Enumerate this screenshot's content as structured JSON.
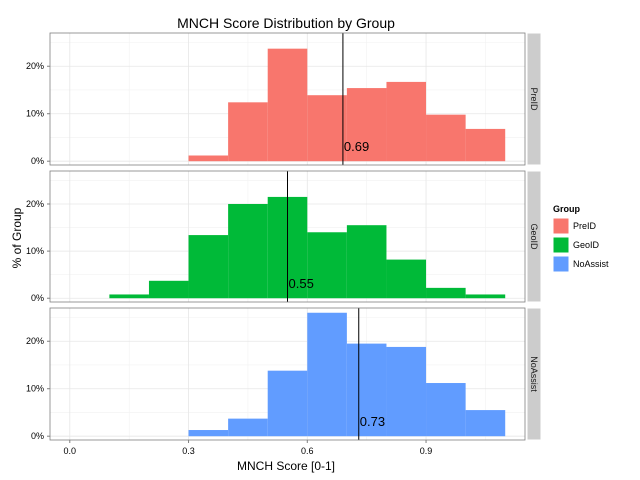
{
  "chart_data": {
    "type": "bar",
    "title": "MNCH Score Distribution by Group",
    "xlabel": "MNCH Score [0-1]",
    "ylabel": "% of Group",
    "xlim": [
      -0.05,
      1.15
    ],
    "ylim": [
      -0.008,
      0.27
    ],
    "x_ticks": [
      0.0,
      0.3,
      0.6,
      0.9
    ],
    "x_tick_labels": [
      "0.0",
      "0.3",
      "0.6",
      "0.9"
    ],
    "y_ticks": [
      0.0,
      0.1,
      0.2
    ],
    "y_tick_labels": [
      "0%",
      "10%",
      "20%"
    ],
    "bin_edges": [
      0.1,
      0.2,
      0.3,
      0.4,
      0.5,
      0.6,
      0.7,
      0.8,
      0.9,
      1.0,
      1.1
    ],
    "grid": true,
    "facet": "rows",
    "legend": {
      "title": "Group",
      "position": "right"
    },
    "series": [
      {
        "name": "PreID",
        "color": "#F8766D",
        "values": [
          0.0,
          0.0,
          0.012,
          0.124,
          0.237,
          0.139,
          0.154,
          0.167,
          0.098,
          0.068
        ],
        "vline": 0.69,
        "vline_label": "0.69"
      },
      {
        "name": "GeoID",
        "color": "#00BA38",
        "values": [
          0.008,
          0.037,
          0.134,
          0.2,
          0.215,
          0.14,
          0.155,
          0.082,
          0.022,
          0.008
        ],
        "vline": 0.55,
        "vline_label": "0.55"
      },
      {
        "name": "NoAssist",
        "color": "#619CFF",
        "values": [
          0.0,
          0.0,
          0.013,
          0.037,
          0.138,
          0.26,
          0.195,
          0.188,
          0.112,
          0.055
        ],
        "vline": 0.73,
        "vline_label": "0.73"
      }
    ]
  }
}
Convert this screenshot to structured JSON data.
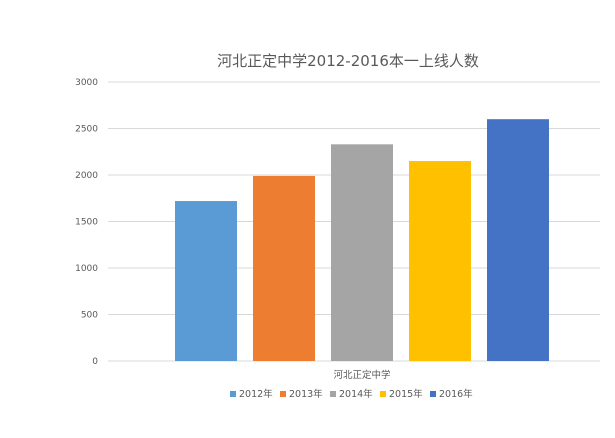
{
  "chart_data": {
    "type": "bar",
    "title": "河北正定中学2012-2016本一上线人数",
    "categories": [
      "河北正定中学"
    ],
    "series": [
      {
        "name": "2012年",
        "values": [
          1720
        ],
        "color": "#5b9bd5"
      },
      {
        "name": "2013年",
        "values": [
          1990
        ],
        "color": "#ed7d31"
      },
      {
        "name": "2014年",
        "values": [
          2330
        ],
        "color": "#a5a5a5"
      },
      {
        "name": "2015年",
        "values": [
          2150
        ],
        "color": "#ffc000"
      },
      {
        "name": "2016年",
        "values": [
          2600
        ],
        "color": "#4472c4"
      }
    ],
    "yticks": [
      "0",
      "500",
      "1000",
      "1500",
      "2000",
      "2500",
      "3000"
    ],
    "ylim": [
      0,
      3000
    ],
    "grid": true,
    "legend_position": "bottom"
  }
}
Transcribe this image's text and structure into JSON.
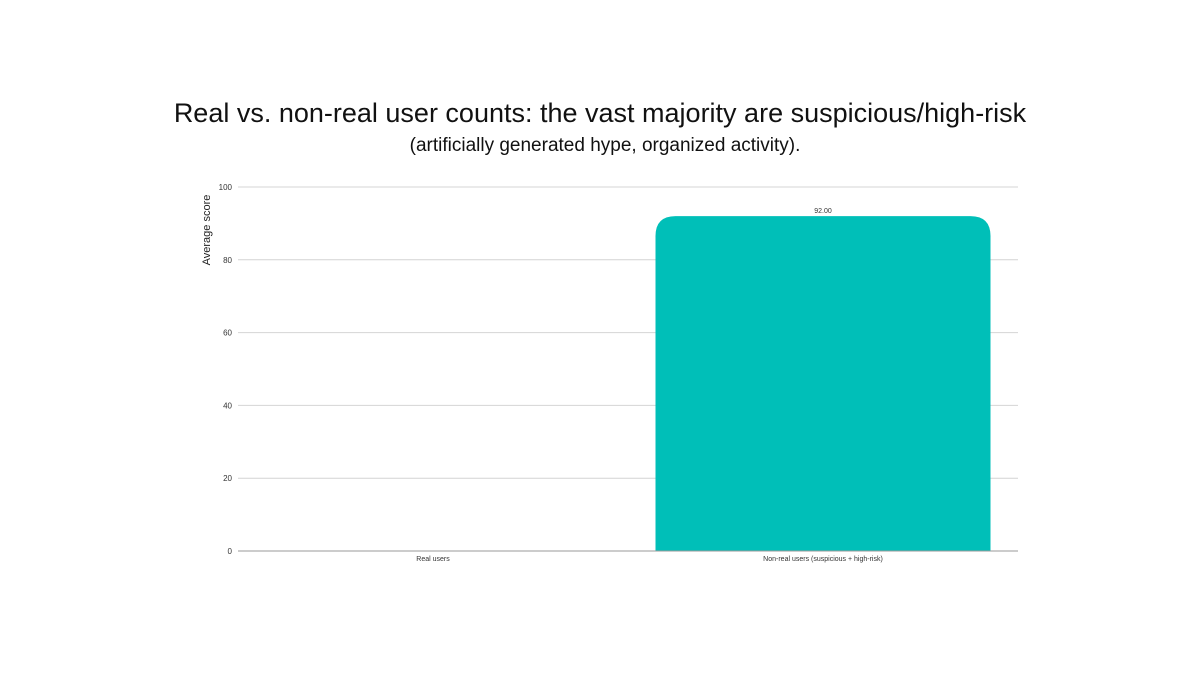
{
  "chart_data": {
    "type": "bar",
    "title": "Real vs. non-real user counts: the vast majority are suspicious/high-risk",
    "subtitle": "(artificially generated hype, organized activity).",
    "xlabel": "",
    "ylabel": "Average score",
    "categories": [
      "Real users",
      "Non-real users (suspicious + high-risk)"
    ],
    "values": [
      0,
      92
    ],
    "data_labels": [
      "",
      "92.00"
    ],
    "ylim": [
      0,
      100
    ],
    "yticks": [
      0,
      20,
      40,
      60,
      80,
      100
    ],
    "ytick_labels": [
      "0",
      "20",
      "40",
      "60",
      "80",
      "100"
    ],
    "grid": true,
    "bar_color": "#00BFB8",
    "grid_color": "#d4d4d4"
  }
}
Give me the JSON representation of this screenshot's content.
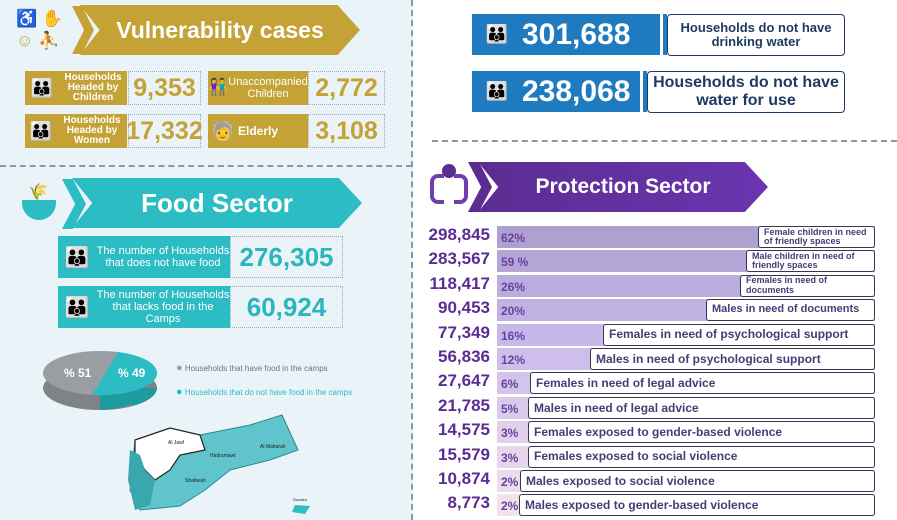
::::
Stated exercise >>
Leave images out of the retyped records; keep all else exact.

Result for this exercise >>
Enumerate this screenshot's content as structured JSON.
{
  "chart_data": {
    "type": "bar",
    "title": "MNCH Score Distribution by Group",
    "xlabel": "MNCH Score [0-1]",
    "ylabel": "% of Group",
    "xlim": [
      -0.05,
      1.15
    ],
    "ylim": [
      -0.008,
      0.27
    ],
    "x_ticks": [
      0.0,
      0.3,
      0.6,
      0.9
    ],
    "x_tick_labels": [
      "0.0",
      "0.3",
      "0.6",
      "0.9"
    ],
    "y_ticks": [
      0.0,
      0.1,
      0.2
    ],
    "y_tick_labels": [
      "0%",
      "10%",
      "20%"
    ],
    "bin_edges": [
      0.1,
      0.2,
      0.3,
      0.4,
      0.5,
      0.6,
      0.7,
      0.8,
      0.9,
      1.0,
      1.1
    ],
    "grid": true,
    "facet": "rows",
    "legend": {
      "title": "Group",
      "position": "right"
    },
    "series": [
      {
        "name": "PreID",
        "color": "#F8766D",
        "values": [
          0.0,
          0.0,
          0.012,
          0.124,
          0.237,
          0.139,
          0.154,
          0.167,
          0.098,
          0.068
        ],
        "vline": 0.69,
        "vline_label": "0.69"
      },
      {
        "name": "GeoID",
        "color": "#00BA38",
        "values": [
          0.008,
          0.037,
          0.134,
          0.2,
          0.215,
          0.14,
          0.155,
          0.082,
          0.022,
          0.008
        ],
        "vline": 0.55,
        "vline_label": "0.55"
      },
      {
        "name": "NoAssist",
        "color": "#619CFF",
        "values": [
          0.0,
          0.0,
          0.013,
          0.037,
          0.138,
          0.26,
          0.195,
          0.188,
          0.112,
          0.055
        ],
        "vline": 0.73,
        "vline_label": "0.73"
      }
    ]
  }
}
Convert this screenshot to structured JSON data.
{
  "chart_data": {
    "type": "bar",
    "title": "河北正定中学2012-2016本一上线人数",
    "categories": [
      "河北正定中学"
    ],
    "series": [
      {
        "name": "2012年",
        "values": [
          1720
        ],
        "color": "#5b9bd5"
      },
      {
        "name": "2013年",
        "values": [
          1990
        ],
        "color": "#ed7d31"
      },
      {
        "name": "2014年",
        "values": [
          2330
        ],
        "color": "#a5a5a5"
      },
      {
        "name": "2015年",
        "values": [
          2150
        ],
        "color": "#ffc000"
      },
      {
        "name": "2016年",
        "values": [
          2600
        ],
        "color": "#4472c4"
      }
    ],
    "yticks": [
      "0",
      "500",
      "1000",
      "1500",
      "2000",
      "2500",
      "3000"
    ],
    "ylim": [
      0,
      3000
    ],
    "grid": true,
    "legend_position": "bottom"
  }
}
Transcribe this image's text and structure into JSON.
{
  "chart_data": {
    "type": "bar",
    "title": "Real vs. non-real user counts: the vast majority are suspicious/high-risk",
    "subtitle": "(artificially generated hype, organized activity).",
    "xlabel": "",
    "ylabel": "Average score",
    "categories": [
      "Real users",
      "Non-real users (suspicious + high-risk)"
    ],
    "values": [
      0,
      92
    ],
    "data_labels": [
      "",
      "92.00"
    ],
    "ylim": [
      0,
      100
    ],
    "yticks": [
      0,
      20,
      40,
      60,
      80,
      100
    ],
    "ytick_labels": [
      "0",
      "20",
      "40",
      "60",
      "80",
      "100"
    ],
    "grid": true,
    "bar_color": "#00BFB8",
    "grid_color": "#d4d4d4"
  }
}
Give me the JSON representation of this screenshot's content.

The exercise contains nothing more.